Exercise instructions: Print the entries below word for word; the pictures stay out of your copy.

Figure record extracts
--------
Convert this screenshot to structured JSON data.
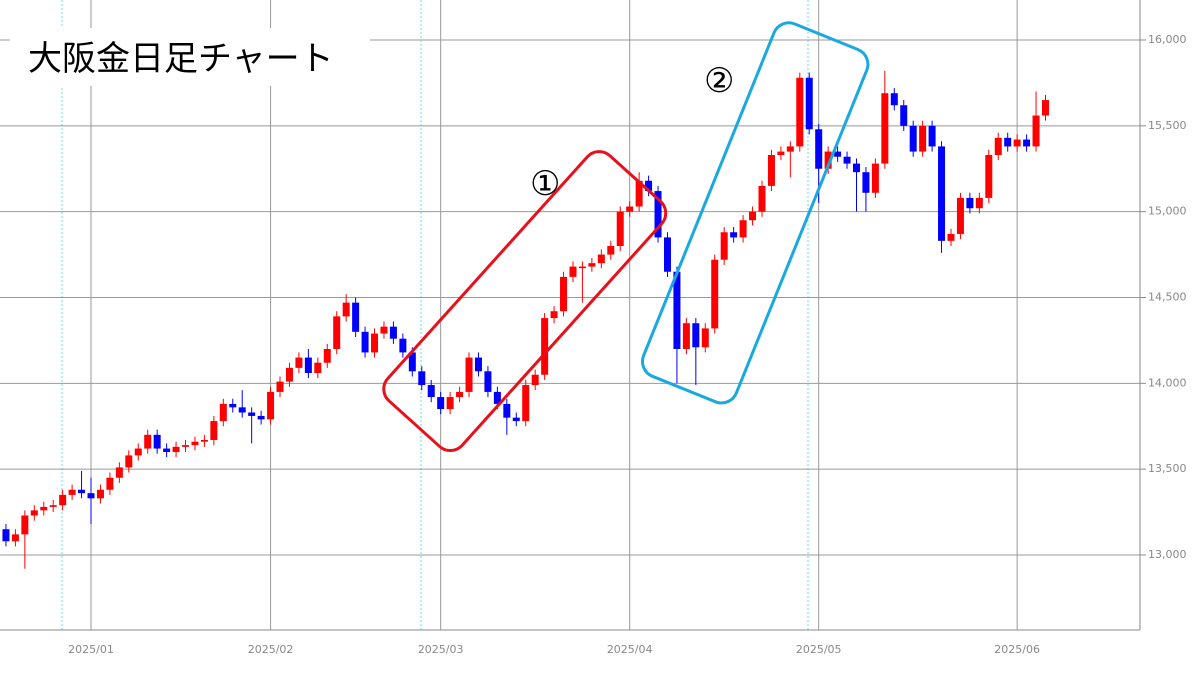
{
  "chart_data": {
    "type": "candlestick",
    "title": "大阪金日足チャート",
    "annotations": [
      "①",
      "②"
    ],
    "up_color": "#ff0000",
    "down_color": "#0000ff",
    "grid": true,
    "xlim": [
      -0.63,
      120
    ],
    "ylim": [
      12563,
      16233
    ],
    "xticks": [
      {
        "value": 9,
        "label": "2025/01"
      },
      {
        "value": 28,
        "label": "2025/02"
      },
      {
        "value": 46,
        "label": "2025/03"
      },
      {
        "value": 66,
        "label": "2025/04"
      },
      {
        "value": 86,
        "label": "2025/05"
      },
      {
        "value": 107,
        "label": "2025/06"
      }
    ],
    "yticks": [
      {
        "value": 13000,
        "label": "13,000"
      },
      {
        "value": 13500,
        "label": "13,500"
      },
      {
        "value": 14000,
        "label": "14,000"
      },
      {
        "value": 14500,
        "label": "14,500"
      },
      {
        "value": 15000,
        "label": "15,000"
      },
      {
        "value": 15500,
        "label": "15,500"
      },
      {
        "value": 16000,
        "label": "16,000"
      }
    ],
    "open": [
      13150,
      13080,
      13120,
      13230,
      13260,
      13280,
      13290,
      13350,
      13380,
      13360,
      13330,
      13380,
      13450,
      13510,
      13580,
      13620,
      13700,
      13620,
      13600,
      13630,
      13640,
      13660,
      13670,
      13780,
      13880,
      13860,
      13830,
      13810,
      13790,
      13950,
      14010,
      14090,
      14150,
      14060,
      14120,
      14200,
      14390,
      14470,
      14300,
      14180,
      14290,
      14330,
      14260,
      14180,
      14070,
      13990,
      13920,
      13850,
      13920,
      13950,
      14150,
      14070,
      13950,
      13880,
      13800,
      13780,
      13990,
      14050,
      14380,
      14420,
      14620,
      14680,
      14680,
      14700,
      14750,
      14800,
      15000,
      15030,
      15180,
      15120,
      14850,
      14650,
      14200,
      14350,
      14210,
      14320,
      14720,
      14880,
      14850,
      14950,
      15000,
      15150,
      15330,
      15350,
      15380,
      15780,
      15480,
      15250,
      15350,
      15320,
      15280,
      15230,
      15110,
      15280,
      15690,
      15620,
      15500,
      15350,
      15500,
      15380,
      14830,
      14870,
      15080,
      15020,
      15080,
      15330,
      15430,
      15380,
      15420,
      15380,
      15560
    ],
    "high": [
      13180,
      13150,
      13260,
      13290,
      13310,
      13320,
      13380,
      13410,
      13490,
      13450,
      13410,
      13480,
      13540,
      13610,
      13650,
      13730,
      13730,
      13650,
      13660,
      13670,
      13690,
      13700,
      13810,
      13910,
      13910,
      13960,
      13860,
      13840,
      13980,
      14040,
      14120,
      14180,
      14200,
      14150,
      14230,
      14420,
      14520,
      14500,
      14330,
      14320,
      14360,
      14360,
      14290,
      14210,
      14100,
      14020,
      13950,
      13950,
      13980,
      14180,
      14180,
      14100,
      13980,
      13910,
      13830,
      14020,
      14080,
      14410,
      14450,
      14650,
      14710,
      14710,
      14730,
      14780,
      14830,
      15030,
      15060,
      15230,
      15210,
      15150,
      14880,
      14680,
      14380,
      14380,
      14350,
      14750,
      14910,
      14910,
      14980,
      15030,
      15180,
      15360,
      15380,
      15410,
      15810,
      15810,
      15510,
      15380,
      15380,
      15350,
      15310,
      15260,
      15310,
      15820,
      15720,
      15650,
      15530,
      15530,
      15530,
      15410,
      14900,
      15110,
      15110,
      15110,
      15360,
      15460,
      15460,
      15450,
      15450,
      15700,
      15680
    ],
    "low": [
      13050,
      13050,
      12920,
      13200,
      13230,
      13250,
      13260,
      13320,
      13330,
      13180,
      13300,
      13350,
      13420,
      13480,
      13550,
      13590,
      13590,
      13570,
      13570,
      13600,
      13610,
      13630,
      13640,
      13750,
      13830,
      13800,
      13650,
      13760,
      13760,
      13920,
      13980,
      14060,
      14030,
      14030,
      14090,
      14170,
      14360,
      14270,
      14150,
      14150,
      14260,
      14230,
      14150,
      14040,
      13960,
      13890,
      13820,
      13820,
      13890,
      13920,
      14040,
      13920,
      13850,
      13700,
      13750,
      13750,
      13960,
      14020,
      14350,
      14390,
      14590,
      14470,
      14650,
      14670,
      14720,
      14770,
      14970,
      15000,
      15090,
      14820,
      14620,
      14000,
      14170,
      13990,
      14180,
      14290,
      14690,
      14820,
      14820,
      14920,
      14970,
      15120,
      15300,
      15200,
      15350,
      15450,
      15050,
      15220,
      15290,
      15250,
      15000,
      15000,
      15080,
      15250,
      15590,
      15470,
      15320,
      15320,
      15350,
      14760,
      14800,
      14840,
      14990,
      14990,
      15050,
      15300,
      15350,
      15350,
      15350,
      15350,
      15530
    ],
    "close": [
      13080,
      13120,
      13230,
      13260,
      13280,
      13290,
      13350,
      13380,
      13360,
      13330,
      13380,
      13450,
      13510,
      13580,
      13620,
      13700,
      13620,
      13600,
      13630,
      13640,
      13660,
      13670,
      13780,
      13880,
      13860,
      13830,
      13810,
      13790,
      13950,
      14010,
      14090,
      14150,
      14060,
      14120,
      14200,
      14390,
      14470,
      14300,
      14180,
      14290,
      14330,
      14260,
      14180,
      14070,
      13990,
      13920,
      13850,
      13920,
      13950,
      14150,
      14070,
      13950,
      13880,
      13800,
      13780,
      13990,
      14050,
      14380,
      14420,
      14620,
      14680,
      14680,
      14700,
      14750,
      14800,
      15000,
      15030,
      15180,
      15120,
      14850,
      14650,
      14200,
      14350,
      14210,
      14320,
      14720,
      14880,
      14850,
      14950,
      15000,
      15150,
      15330,
      15350,
      15380,
      15780,
      15480,
      15250,
      15350,
      15320,
      15280,
      15230,
      15110,
      15280,
      15690,
      15620,
      15500,
      15350,
      15500,
      15380,
      14830,
      14870,
      15080,
      15020,
      15080,
      15330,
      15430,
      15380,
      15420,
      15380,
      15560,
      15650
    ]
  }
}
--------
Answer to the task:
Convert this screenshot to structured JSON data.
{
  "chart_data": {
    "type": "candlestick",
    "title": "大阪金日足チャート",
    "annotations": [
      "①",
      "②"
    ],
    "up_color": "#ff0000",
    "down_color": "#0000ff",
    "grid": true,
    "xlim": [
      -0.63,
      120
    ],
    "ylim": [
      12563,
      16233
    ],
    "xticks": [
      {
        "value": 9,
        "label": "2025/01"
      },
      {
        "value": 28,
        "label": "2025/02"
      },
      {
        "value": 46,
        "label": "2025/03"
      },
      {
        "value": 66,
        "label": "2025/04"
      },
      {
        "value": 86,
        "label": "2025/05"
      },
      {
        "value": 107,
        "label": "2025/06"
      }
    ],
    "yticks": [
      {
        "value": 13000,
        "label": "13,000"
      },
      {
        "value": 13500,
        "label": "13,500"
      },
      {
        "value": 14000,
        "label": "14,000"
      },
      {
        "value": 14500,
        "label": "14,500"
      },
      {
        "value": 15000,
        "label": "15,000"
      },
      {
        "value": 15500,
        "label": "15,500"
      },
      {
        "value": 16000,
        "label": "16,000"
      }
    ],
    "open": [
      13150,
      13080,
      13120,
      13230,
      13260,
      13280,
      13290,
      13350,
      13380,
      13360,
      13330,
      13380,
      13450,
      13510,
      13580,
      13620,
      13700,
      13620,
      13600,
      13630,
      13640,
      13660,
      13670,
      13780,
      13880,
      13860,
      13830,
      13810,
      13790,
      13950,
      14010,
      14090,
      14150,
      14060,
      14120,
      14200,
      14390,
      14470,
      14300,
      14180,
      14290,
      14330,
      14260,
      14180,
      14070,
      13990,
      13920,
      13850,
      13920,
      13950,
      14150,
      14070,
      13950,
      13880,
      13800,
      13780,
      13990,
      14050,
      14380,
      14420,
      14620,
      14680,
      14680,
      14700,
      14750,
      14800,
      15000,
      15030,
      15180,
      15120,
      14850,
      14650,
      14200,
      14350,
      14210,
      14320,
      14720,
      14880,
      14850,
      14950,
      15000,
      15150,
      15330,
      15350,
      15380,
      15780,
      15480,
      15250,
      15350,
      15320,
      15280,
      15230,
      15110,
      15280,
      15690,
      15620,
      15500,
      15350,
      15500,
      15380,
      14830,
      14870,
      15080,
      15020,
      15080,
      15330,
      15430,
      15380,
      15420,
      15380,
      15560
    ],
    "high": [
      13180,
      13150,
      13260,
      13290,
      13310,
      13320,
      13380,
      13410,
      13490,
      13450,
      13410,
      13480,
      13540,
      13610,
      13650,
      13730,
      13730,
      13650,
      13660,
      13670,
      13690,
      13700,
      13810,
      13910,
      13910,
      13960,
      13860,
      13840,
      13980,
      14040,
      14120,
      14180,
      14200,
      14150,
      14230,
      14420,
      14520,
      14500,
      14330,
      14320,
      14360,
      14360,
      14290,
      14210,
      14100,
      14020,
      13950,
      13950,
      13980,
      14180,
      14180,
      14100,
      13980,
      13910,
      13830,
      14020,
      14080,
      14410,
      14450,
      14650,
      14710,
      14710,
      14730,
      14780,
      14830,
      15030,
      15060,
      15230,
      15210,
      15150,
      14880,
      14680,
      14380,
      14380,
      14350,
      14750,
      14910,
      14910,
      14980,
      15030,
      15180,
      15360,
      15380,
      15410,
      15810,
      15810,
      15510,
      15380,
      15380,
      15350,
      15310,
      15260,
      15310,
      15820,
      15720,
      15650,
      15530,
      15530,
      15530,
      15410,
      14900,
      15110,
      15110,
      15110,
      15360,
      15460,
      15460,
      15450,
      15450,
      15700,
      15680
    ],
    "low": [
      13050,
      13050,
      12920,
      13200,
      13230,
      13250,
      13260,
      13320,
      13330,
      13180,
      13300,
      13350,
      13420,
      13480,
      13550,
      13590,
      13590,
      13570,
      13570,
      13600,
      13610,
      13630,
      13640,
      13750,
      13830,
      13800,
      13650,
      13760,
      13760,
      13920,
      13980,
      14060,
      14030,
      14030,
      14090,
      14170,
      14360,
      14270,
      14150,
      14150,
      14260,
      14230,
      14150,
      14040,
      13960,
      13890,
      13820,
      13820,
      13890,
      13920,
      14040,
      13920,
      13850,
      13700,
      13750,
      13750,
      13960,
      14020,
      14350,
      14390,
      14590,
      14470,
      14650,
      14670,
      14720,
      14770,
      14970,
      15000,
      15090,
      14820,
      14620,
      14000,
      14170,
      13990,
      14180,
      14290,
      14690,
      14820,
      14820,
      14920,
      14970,
      15120,
      15300,
      15200,
      15350,
      15450,
      15050,
      15220,
      15290,
      15250,
      15000,
      15000,
      15080,
      15250,
      15590,
      15470,
      15320,
      15320,
      15350,
      14760,
      14800,
      14840,
      14990,
      14990,
      15050,
      15300,
      15350,
      15350,
      15350,
      15350,
      15530
    ],
    "close": [
      13080,
      13120,
      13230,
      13260,
      13280,
      13290,
      13350,
      13380,
      13360,
      13330,
      13380,
      13450,
      13510,
      13580,
      13620,
      13700,
      13620,
      13600,
      13630,
      13640,
      13660,
      13670,
      13780,
      13880,
      13860,
      13830,
      13810,
      13790,
      13950,
      14010,
      14090,
      14150,
      14060,
      14120,
      14200,
      14390,
      14470,
      14300,
      14180,
      14290,
      14330,
      14260,
      14180,
      14070,
      13990,
      13920,
      13850,
      13920,
      13950,
      14150,
      14070,
      13950,
      13880,
      13800,
      13780,
      13990,
      14050,
      14380,
      14420,
      14620,
      14680,
      14680,
      14700,
      14750,
      14800,
      15000,
      15030,
      15180,
      15120,
      14850,
      14650,
      14200,
      14350,
      14210,
      14320,
      14720,
      14880,
      14850,
      14950,
      15000,
      15150,
      15330,
      15350,
      15380,
      15780,
      15480,
      15250,
      15350,
      15320,
      15280,
      15230,
      15110,
      15280,
      15690,
      15620,
      15500,
      15350,
      15500,
      15380,
      14830,
      14870,
      15080,
      15020,
      15080,
      15330,
      15430,
      15380,
      15420,
      15380,
      15560,
      15650
    ]
  }
}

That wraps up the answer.